» **Task to carry out**: Take the records below and extract, word for word, the lines from the one containing "Serialize everything readable" through the final line, inclusive. Omit pictures.

» **Task inputs**:

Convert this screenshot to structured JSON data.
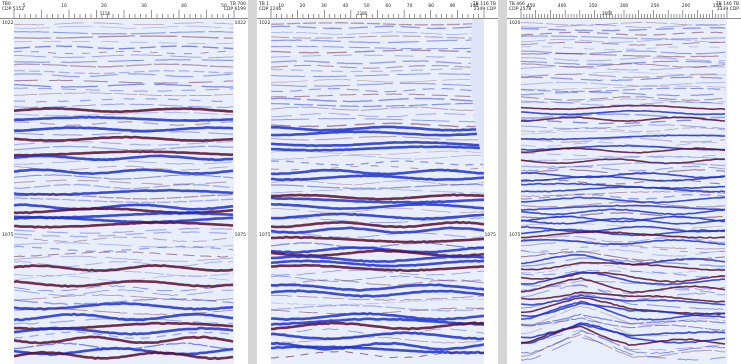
{
  "panels": [
    {
      "header_left": "TB0\nCDP 5152",
      "header_right": "TB 700\nCDP 6199",
      "header_mid": "5156",
      "tick_labels": [
        "5",
        "10",
        "20",
        "30",
        "40",
        "50"
      ],
      "time_top_left": "1022",
      "time_top_right": "1022",
      "time_mid_left": "1075",
      "time_mid_right": "1075"
    },
    {
      "header_left": "TB 1\nCDP 2246",
      "header_right": "TB 116 TB\n2349 CDP",
      "header_mid": "2280",
      "tick_labels": [
        "10",
        "20",
        "30",
        "40",
        "50",
        "60",
        "70",
        "80",
        "90",
        "100"
      ],
      "time_top_left": "1022",
      "time_top_right": "",
      "time_mid_left": "1075",
      "time_mid_right": "1075"
    },
    {
      "header_left": "TB 466\nCDP 2578",
      "header_right": "TB 146 TB\n3339 CDP",
      "header_mid": "2600",
      "tick_labels": [
        "450",
        "400",
        "350",
        "300",
        "250",
        "200",
        "150"
      ],
      "time_top_left": "1020",
      "time_top_right": "",
      "time_mid_left": "1075",
      "time_mid_right": ""
    }
  ],
  "colors": {
    "trough": "#1c2fd0",
    "peak": "#5a0c2e",
    "background": "#e9eefb",
    "separator": "#d6d6d6"
  }
}
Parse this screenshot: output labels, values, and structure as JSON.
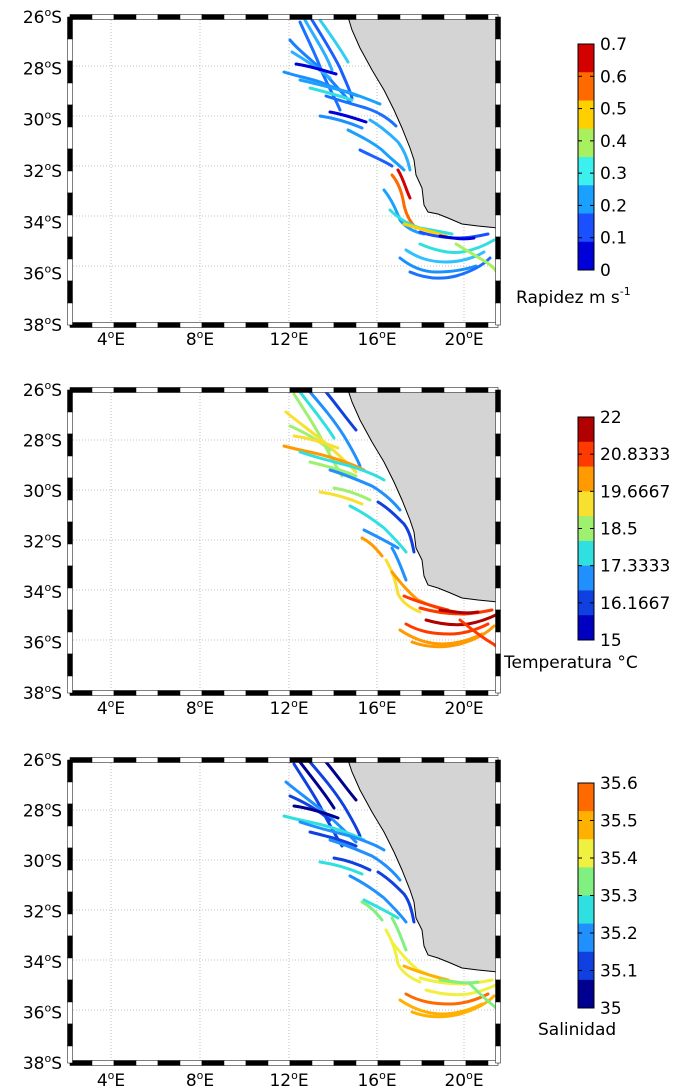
{
  "panels": [
    {
      "id": "speed",
      "colorbar": {
        "title": "Rapidez m s",
        "title_sup": "-1",
        "ticks": [
          "0.7",
          "0.6",
          "0.5",
          "0.4",
          "0.3",
          "0.2",
          "0.1",
          "0"
        ],
        "colors": [
          "#d40000",
          "#ff6a00",
          "#ffd000",
          "#a8f060",
          "#3cf0f0",
          "#1aa0ff",
          "#1a50ff",
          "#0000d8"
        ]
      }
    },
    {
      "id": "temperature",
      "colorbar": {
        "title": "Temperatura °C",
        "title_sup": "",
        "ticks": [
          "22",
          "20.8333",
          "19.6667",
          "18.5",
          "17.3333",
          "16.1667",
          "15"
        ],
        "colors": [
          "#b00000",
          "#ff3a00",
          "#ff9a00",
          "#f8e030",
          "#a0f070",
          "#30e0e0",
          "#2090ff",
          "#1040e0",
          "#0000c0"
        ]
      }
    },
    {
      "id": "salinity",
      "colorbar": {
        "title": "Salinidad",
        "title_sup": "",
        "ticks": [
          "35.6",
          "35.5",
          "35.4",
          "35.3",
          "35.2",
          "35.1",
          "35"
        ],
        "colors": [
          "#ff6a00",
          "#ffb000",
          "#f0f040",
          "#80f080",
          "#30e0e0",
          "#2090ff",
          "#1040e0",
          "#000090"
        ]
      }
    }
  ],
  "axes": {
    "y_ticks": [
      "26",
      "28",
      "30",
      "32",
      "34",
      "36",
      "38"
    ],
    "y_hemisphere": "S",
    "x_ticks": [
      "4",
      "8",
      "12",
      "16",
      "20"
    ],
    "x_hemisphere": "E",
    "degree_sup": "o"
  },
  "map": {
    "land_color": "#d4d4d4",
    "grid": "dotted"
  }
}
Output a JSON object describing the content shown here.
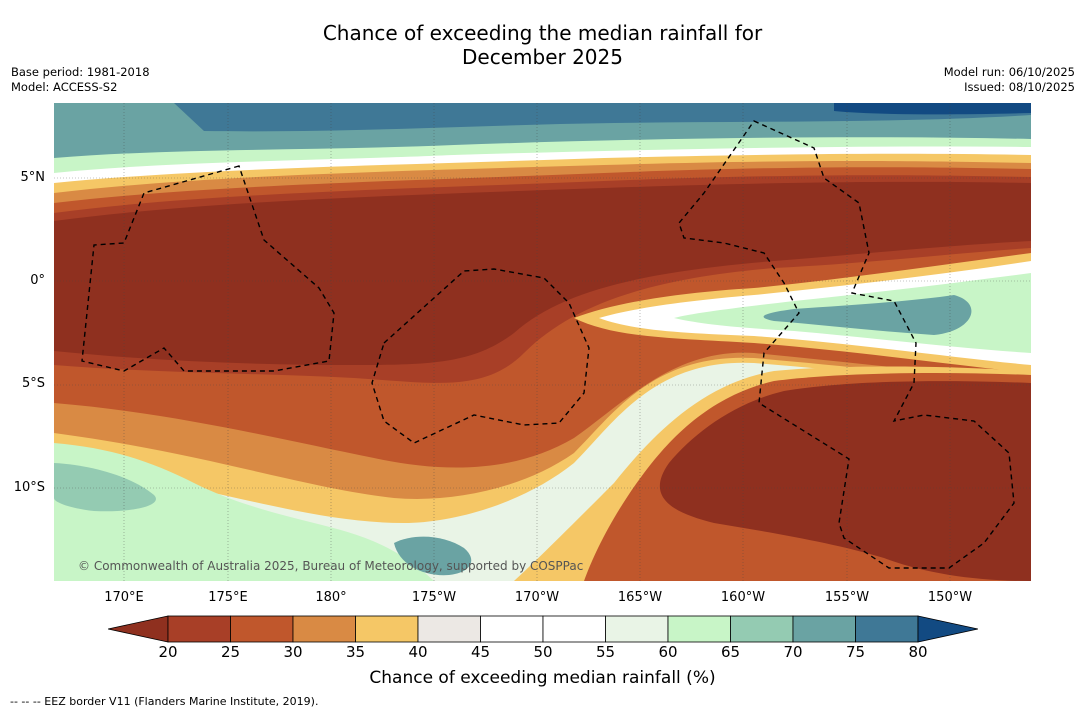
{
  "title": {
    "line1": "Chance of exceeding the median rainfall for",
    "line2": "December 2025"
  },
  "meta": {
    "base_period": "Base period: 1981-2018",
    "model": "Model: ACCESS-S2",
    "model_run": "Model run: 06/10/2025",
    "issued": "Issued: 08/10/2025"
  },
  "map": {
    "lat_labels": [
      "5°N",
      "0°",
      "5°S",
      "10°S"
    ],
    "lon_labels": [
      "170°E",
      "175°E",
      "180°",
      "175°W",
      "170°W",
      "165°W",
      "160°W",
      "155°W",
      "150°W"
    ],
    "copyright": "© Commonwealth of Australia 2025, Bureau of Meteorology, supported by COSPPac",
    "colors": {
      "c15": "#8f301f",
      "c20": "#a83f27",
      "c25": "#c0572c",
      "c30": "#d98a44",
      "c35": "#f5c766",
      "c40": "#ece8e4",
      "c45": "#ffffff",
      "c55": "#e9f4e6",
      "c60": "#c8f5c7",
      "c65": "#94cbb2",
      "c70": "#6aa3a3",
      "c75": "#3f7896",
      "c80": "#124a82"
    }
  },
  "colorbar": {
    "ticks": [
      "20",
      "25",
      "30",
      "35",
      "40",
      "45",
      "50",
      "55",
      "60",
      "65",
      "70",
      "75",
      "80"
    ],
    "colors": [
      "#a83f27",
      "#c0572c",
      "#d98a44",
      "#f5c766",
      "#ece8e4",
      "#ffffff",
      "#ffffff",
      "#e9f4e6",
      "#c8f5c7",
      "#94cbb2",
      "#6aa3a3",
      "#3f7896"
    ],
    "under_color": "#8f301f",
    "over_color": "#124a82",
    "label": "Chance of exceeding median rainfall (%)"
  },
  "footnote": "-- -- -- EEZ border V11 (Flanders Marine Institute, 2019)."
}
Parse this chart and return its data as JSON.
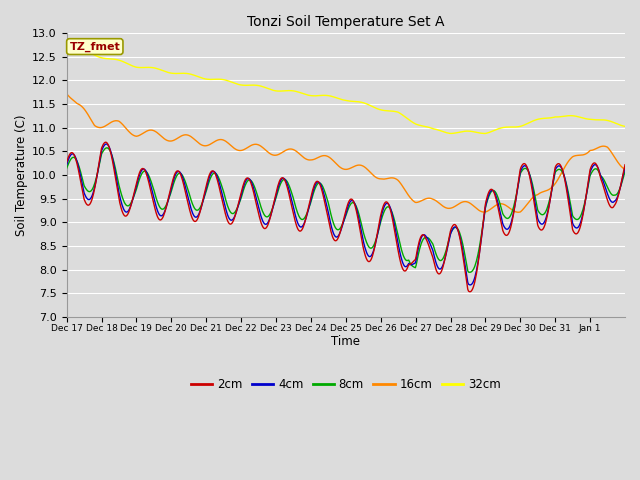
{
  "title": "Tonzi Soil Temperature Set A",
  "xlabel": "Time",
  "ylabel": "Soil Temperature (C)",
  "ylim": [
    7.0,
    13.0
  ],
  "yticks": [
    7.0,
    7.5,
    8.0,
    8.5,
    9.0,
    9.5,
    10.0,
    10.5,
    11.0,
    11.5,
    12.0,
    12.5,
    13.0
  ],
  "background_color": "#dcdcdc",
  "plot_bg_color": "#dcdcdc",
  "grid_color": "#ffffff",
  "annotation_text": "TZ_fmet",
  "annotation_color": "#990000",
  "annotation_bg": "#ffffcc",
  "annotation_edge": "#999900",
  "colors": {
    "2cm": "#cc0000",
    "4cm": "#0000cc",
    "8cm": "#00aa00",
    "16cm": "#ff8800",
    "32cm": "#ffff00"
  },
  "legend_labels": [
    "2cm",
    "4cm",
    "8cm",
    "16cm",
    "32cm"
  ],
  "xtick_labels": [
    "Dec 17",
    "Dec 18",
    "Dec 19",
    "Dec 20",
    "Dec 21",
    "Dec 22",
    "Dec 23",
    "Dec 24",
    "Dec 25",
    "Dec 26",
    "Dec 27",
    "Dec 28",
    "Dec 29",
    "Dec 30",
    "Dec 31",
    "Jan 1"
  ]
}
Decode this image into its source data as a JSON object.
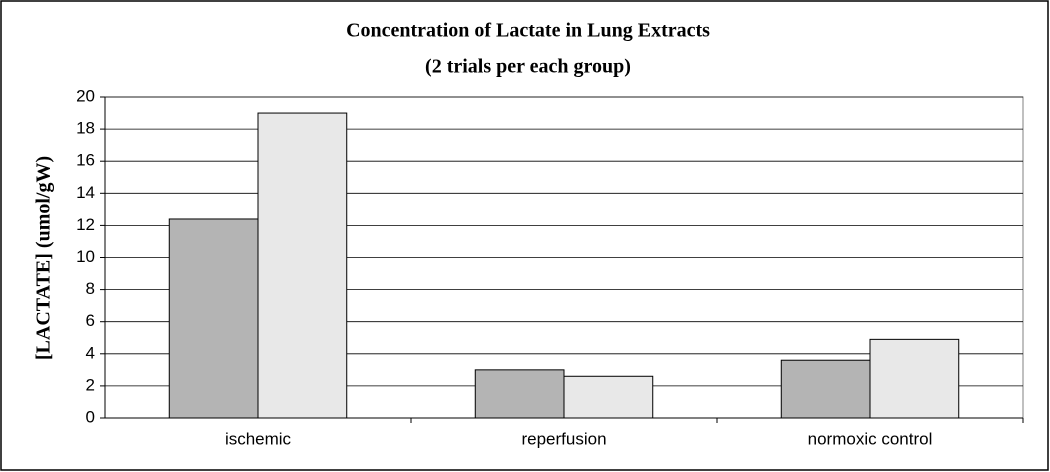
{
  "chart_data": {
    "type": "bar",
    "title": "Concentration of Lactate in Lung Extracts",
    "subtitle": "(2 trials per each group)",
    "y_label": "[LACTATE] (umol/gW)",
    "categories": [
      "ischemic",
      "reperfusion",
      "normoxic control"
    ],
    "series": [
      {
        "color": "#b4b4b4",
        "values": [
          12.4,
          3.0,
          3.6
        ]
      },
      {
        "color": "#e8e8e8",
        "values": [
          19.0,
          2.6,
          4.9
        ]
      }
    ],
    "ylim": [
      0,
      20
    ],
    "yticks": [
      0,
      2,
      4,
      6,
      8,
      10,
      12,
      14,
      16,
      18,
      20
    ],
    "grid": true
  }
}
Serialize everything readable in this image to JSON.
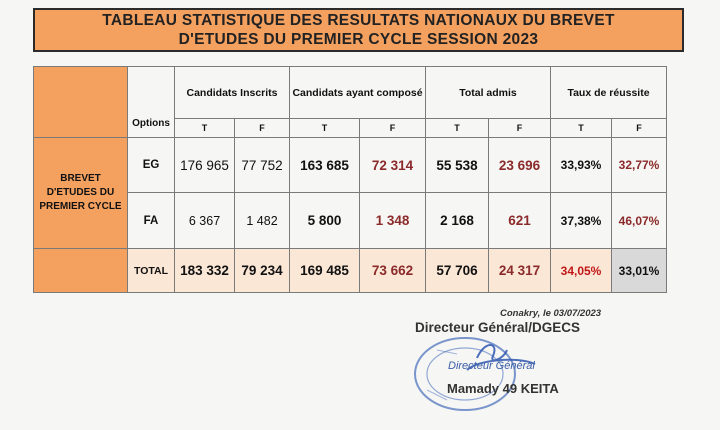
{
  "title": "TABLEAU STATISTIQUE DES RESULTATS NATIONAUX  DU BREVET\nD'ETUDES DU PREMIER CYCLE SESSION 2023",
  "table": {
    "options_header": "Options",
    "group_headers": [
      "Candidats Inscrits",
      "Candidats ayant composé",
      "Total admis",
      "Taux de réussite"
    ],
    "sub_headers": [
      "T",
      "F",
      "T",
      "F",
      "T",
      "F",
      "T",
      "F"
    ],
    "row_group_label": "BREVET D'ETUDES DU PREMIER CYCLE",
    "rows": [
      {
        "option": "EG",
        "values": [
          "176 965",
          "77 752",
          "163 685",
          "72 314",
          "55 538",
          "23 696",
          "33,93%",
          "32,77%"
        ]
      },
      {
        "option": "FA",
        "values": [
          "6 367",
          "1 482",
          "5 800",
          "1 348",
          "2 168",
          "621",
          "37,38%",
          "46,07%"
        ]
      }
    ],
    "total": {
      "label": "TOTAL",
      "values": [
        "183 332",
        "79 234",
        "169 485",
        "73 662",
        "57 706",
        "24 317",
        "34,05%",
        "33,01%"
      ]
    }
  },
  "footer": {
    "place_date": "Conakry,  le 03/07/2023",
    "signature_title": "Directeur Général/DGECS",
    "stamp_text": "Directeur Général",
    "signer_name": "Mamady 49 KEITA"
  },
  "colors": {
    "header_fill": "#f4a160",
    "female_values": "#8b2a2a",
    "highlight_red": "#c21717",
    "stamp_blue": "#3b5ea8"
  }
}
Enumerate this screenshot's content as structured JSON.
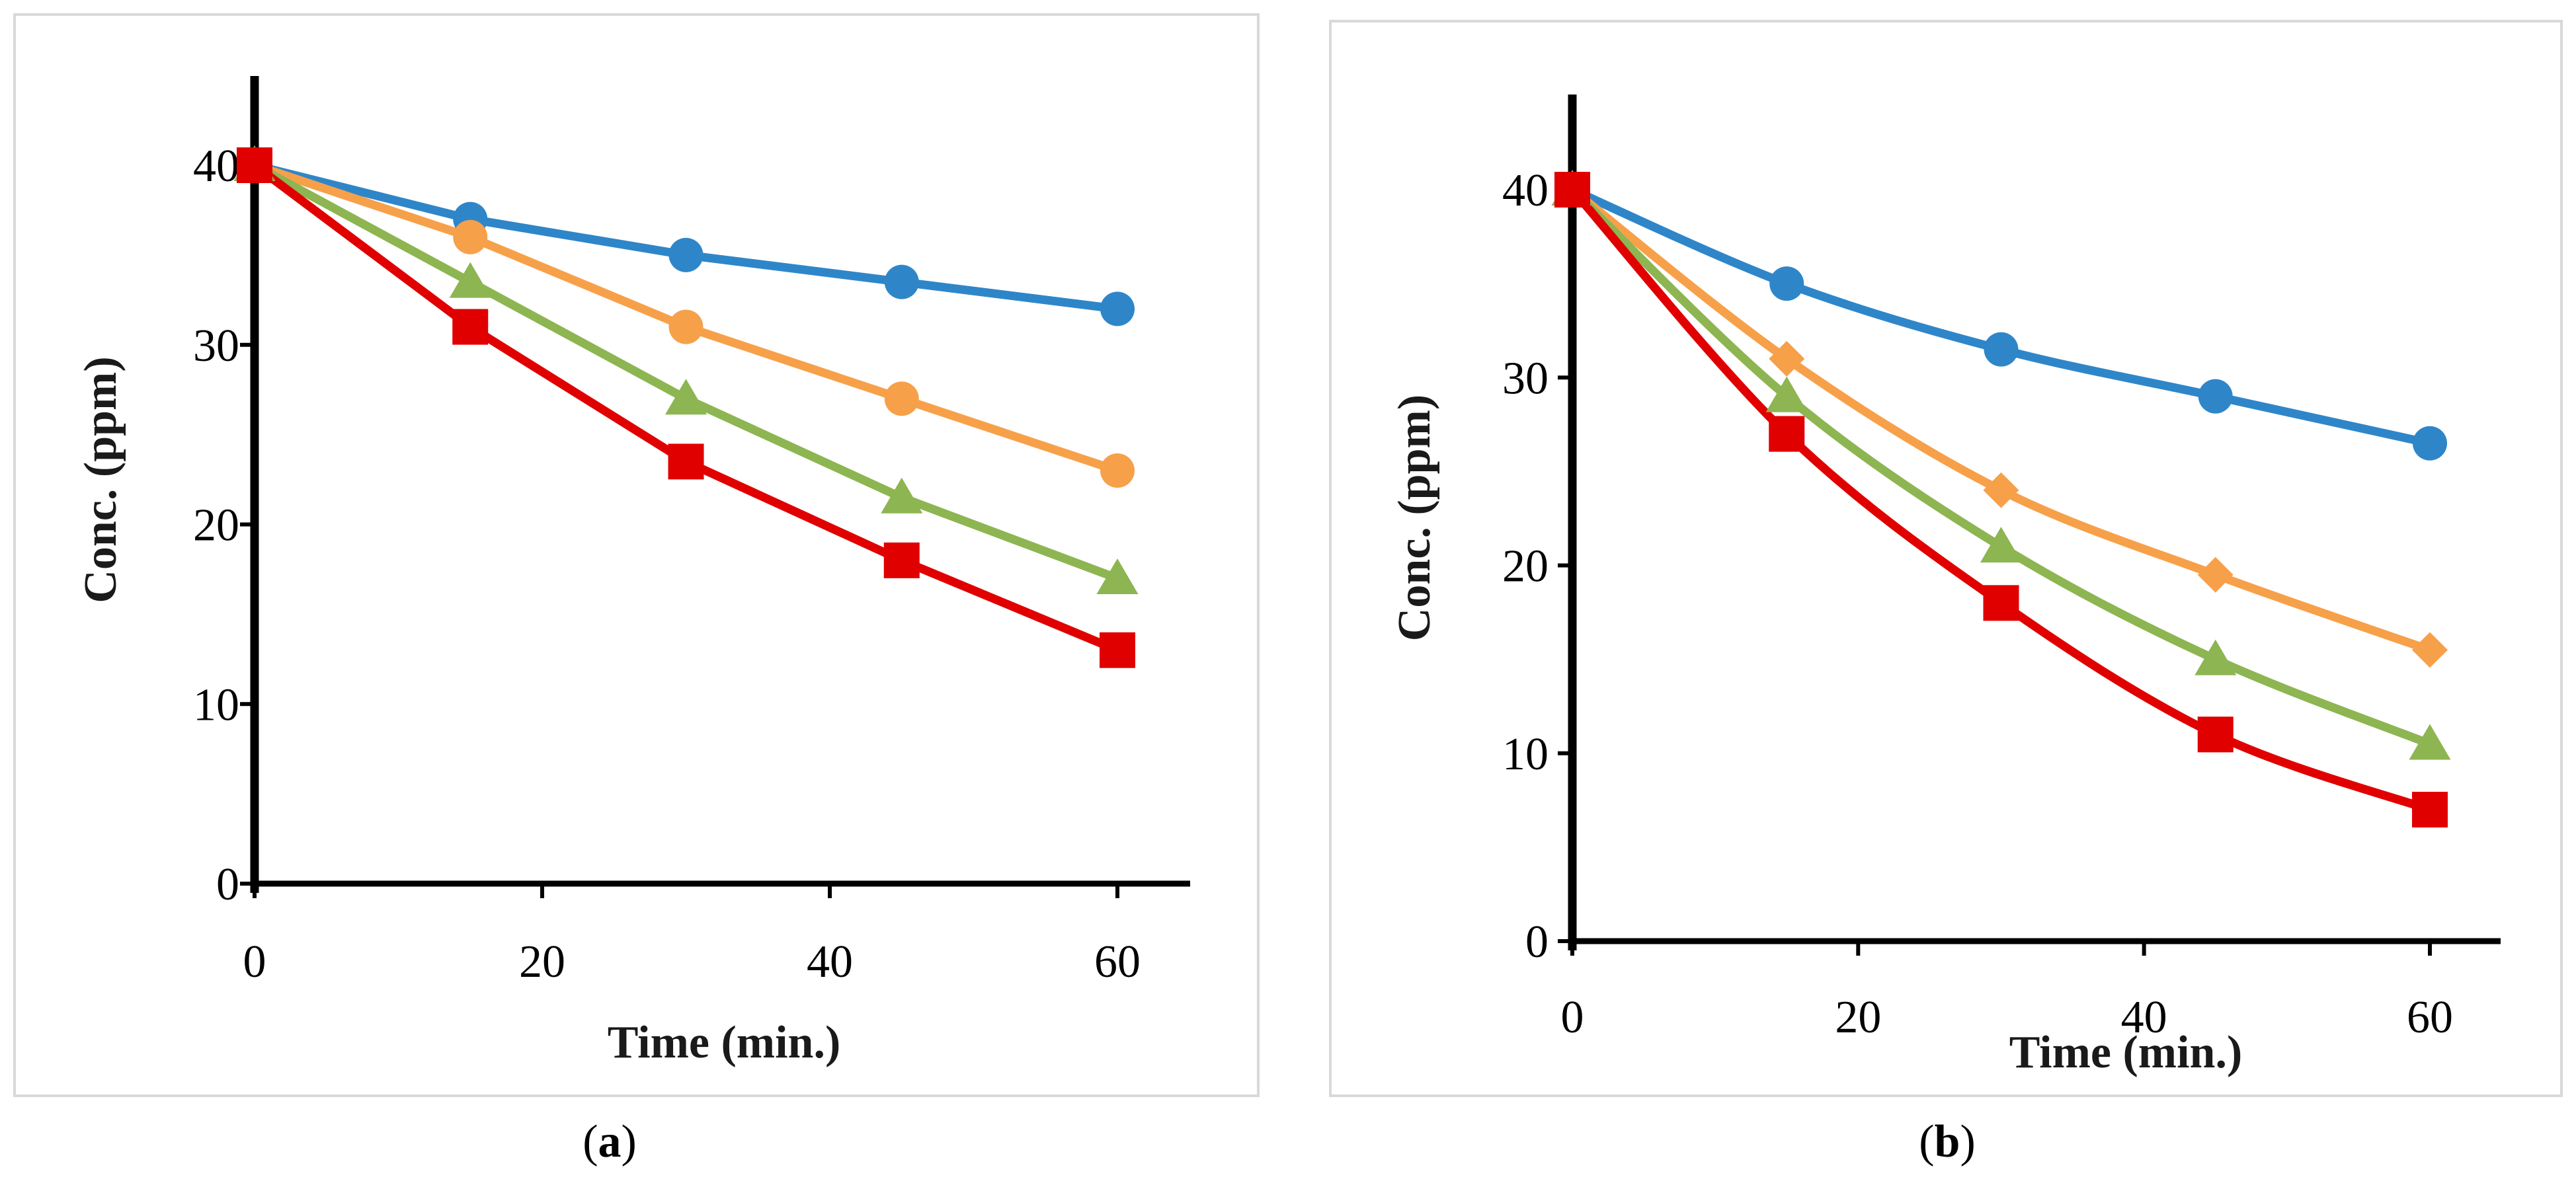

» **Result**:
Serialize everything readable in this image to JSON.
{
  "title": "TABLEAU STATISTIQUE DES RESULTATS NATIONAUX  DU BREVET\nD'ETUDES DU PREMIER CYCLE SESSION 2023",
  "table": {
    "options_header": "Options",
    "group_headers": [
      "Candidats Inscrits",
      "Candidats ayant composé",
      "Total admis",
      "Taux de réussite"
    ],
    "sub_headers": [
      "T",
      "F",
      "T",
      "F",
      "T",
      "F",
      "T",
      "F"
    ],
    "row_group_label": "BREVET D'ETUDES DU PREMIER CYCLE",
    "rows": [
      {
        "option": "EG",
        "values": [
          "176 965",
          "77 752",
          "163 685",
          "72 314",
          "55 538",
          "23 696",
          "33,93%",
          "32,77%"
        ]
      },
      {
        "option": "FA",
        "values": [
          "6 367",
          "1 482",
          "5 800",
          "1 348",
          "2 168",
          "621",
          "37,38%",
          "46,07%"
        ]
      }
    ],
    "total": {
      "label": "TOTAL",
      "values": [
        "183 332",
        "79 234",
        "169 485",
        "73 662",
        "57 706",
        "24 317",
        "34,05%",
        "33,01%"
      ]
    }
  },
  "footer": {
    "place_date": "Conakry,  le 03/07/2023",
    "signature_title": "Directeur Général/DGECS",
    "stamp_text": "Directeur Général",
    "signer_name": "Mamady 49 KEITA"
  },
  "colors": {
    "header_fill": "#f4a160",
    "female_values": "#8b2a2a",
    "highlight_red": "#c21717",
    "stamp_blue": "#3b5ea8"
  }
}
Enumerate this screenshot's content as structured JSON.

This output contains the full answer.